Your assignment
Would you output each record exactly as it stands?

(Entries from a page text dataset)
━━━━━━━━
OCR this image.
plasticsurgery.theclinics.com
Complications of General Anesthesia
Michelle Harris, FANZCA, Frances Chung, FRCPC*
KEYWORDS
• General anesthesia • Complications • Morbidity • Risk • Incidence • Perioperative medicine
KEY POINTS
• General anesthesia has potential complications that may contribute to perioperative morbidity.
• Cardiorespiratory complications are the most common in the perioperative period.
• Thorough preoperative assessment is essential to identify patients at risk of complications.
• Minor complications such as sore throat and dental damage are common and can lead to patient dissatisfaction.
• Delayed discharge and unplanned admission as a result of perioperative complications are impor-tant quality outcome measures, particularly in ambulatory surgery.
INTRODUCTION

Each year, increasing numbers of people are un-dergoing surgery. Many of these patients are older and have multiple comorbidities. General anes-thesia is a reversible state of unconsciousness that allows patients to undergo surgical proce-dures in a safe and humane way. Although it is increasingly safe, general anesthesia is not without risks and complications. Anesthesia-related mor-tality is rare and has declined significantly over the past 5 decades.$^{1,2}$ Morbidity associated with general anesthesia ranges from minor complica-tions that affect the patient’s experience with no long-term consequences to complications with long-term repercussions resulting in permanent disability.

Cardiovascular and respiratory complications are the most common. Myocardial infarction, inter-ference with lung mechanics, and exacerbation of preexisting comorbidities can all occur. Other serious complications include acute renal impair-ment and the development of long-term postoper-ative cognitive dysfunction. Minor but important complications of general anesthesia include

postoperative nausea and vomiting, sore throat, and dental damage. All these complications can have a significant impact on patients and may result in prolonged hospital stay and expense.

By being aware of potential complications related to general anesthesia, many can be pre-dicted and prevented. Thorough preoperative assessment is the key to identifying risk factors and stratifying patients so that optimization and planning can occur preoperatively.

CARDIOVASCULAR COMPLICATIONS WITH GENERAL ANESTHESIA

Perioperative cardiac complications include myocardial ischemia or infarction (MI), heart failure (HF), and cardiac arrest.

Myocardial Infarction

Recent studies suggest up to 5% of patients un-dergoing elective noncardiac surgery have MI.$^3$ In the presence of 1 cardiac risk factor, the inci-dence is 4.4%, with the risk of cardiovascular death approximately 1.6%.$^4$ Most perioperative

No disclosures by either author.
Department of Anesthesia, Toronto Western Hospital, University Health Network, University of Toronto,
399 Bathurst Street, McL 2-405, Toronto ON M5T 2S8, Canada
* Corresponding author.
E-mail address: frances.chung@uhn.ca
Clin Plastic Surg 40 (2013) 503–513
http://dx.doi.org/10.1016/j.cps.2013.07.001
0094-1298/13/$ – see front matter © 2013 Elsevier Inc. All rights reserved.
━━━━━━━━
Exercise answer
OCR this image.
plasticsurgery.theclinics.com
Complications of General Anesthesia
Michelle Harris, FANZCA, Frances Chung, FRCPC*
KEYWORDS
• General anesthesia • Complications • Morbidity • Risk • Incidence • Perioperative medicine
KEY POINTS
• General anesthesia has potential complications that may contribute to perioperative morbidity.
• Cardiorespiratory complications are the most common in the perioperative period.
• Thorough preoperative assessment is essential to identify patients at risk of complications.
• Minor complications such as sore throat and dental damage are common and can lead to patient dissatisfaction.
• Delayed discharge and unplanned admission as a result of perioperative complications are impor-tant quality outcome measures, particularly in ambulatory surgery.
INTRODUCTION

Each year, increasing numbers of people are un-dergoing surgery. Many of these patients are older and have multiple comorbidities. General anes-thesia is a reversible state of unconsciousness that allows patients to undergo surgical proce-dures in a safe and humane way. Although it is increasingly safe, general anesthesia is not without risks and complications. Anesthesia-related mor-tality is rare and has declined significantly over the past 5 decades.$^{1,2}$ Morbidity associated with general anesthesia ranges from minor complica-tions that affect the patient’s experience with no long-term consequences to complications with long-term repercussions resulting in permanent disability.

Cardiovascular and respiratory complications are the most common. Myocardial infarction, inter-ference with lung mechanics, and exacerbation of preexisting comorbidities can all occur. Other serious complications include acute renal impair-ment and the development of long-term postoper-ative cognitive dysfunction. Minor but important complications of general anesthesia include

postoperative nausea and vomiting, sore throat, and dental damage. All these complications can have a significant impact on patients and may result in prolonged hospital stay and expense.

By being aware of potential complications related to general anesthesia, many can be pre-dicted and prevented. Thorough preoperative assessment is the key to identifying risk factors and stratifying patients so that optimization and planning can occur preoperatively.

CARDIOVASCULAR COMPLICATIONS WITH GENERAL ANESTHESIA

Perioperative cardiac complications include myocardial ischemia or infarction (MI), heart failure (HF), and cardiac arrest.

Myocardial Infarction

Recent studies suggest up to 5% of patients un-dergoing elective noncardiac surgery have MI.$^3$ In the presence of 1 cardiac risk factor, the inci-dence is 4.4%, with the risk of cardiovascular death approximately 1.6%.$^4$ Most perioperative

No disclosures by either author.
Department of Anesthesia, Toronto Western Hospital, University Health Network, University of Toronto,
399 Bathurst Street, McL 2-405, Toronto ON M5T 2S8, Canada
* Corresponding author.
E-mail address: frances.chung@uhn.ca
Clin Plastic Surg 40 (2013) 503–513
http://dx.doi.org/10.1016/j.cps.2013.07.001
0094-1298/13/$ – see front matter © 2013 Elsevier Inc. All rights reserved.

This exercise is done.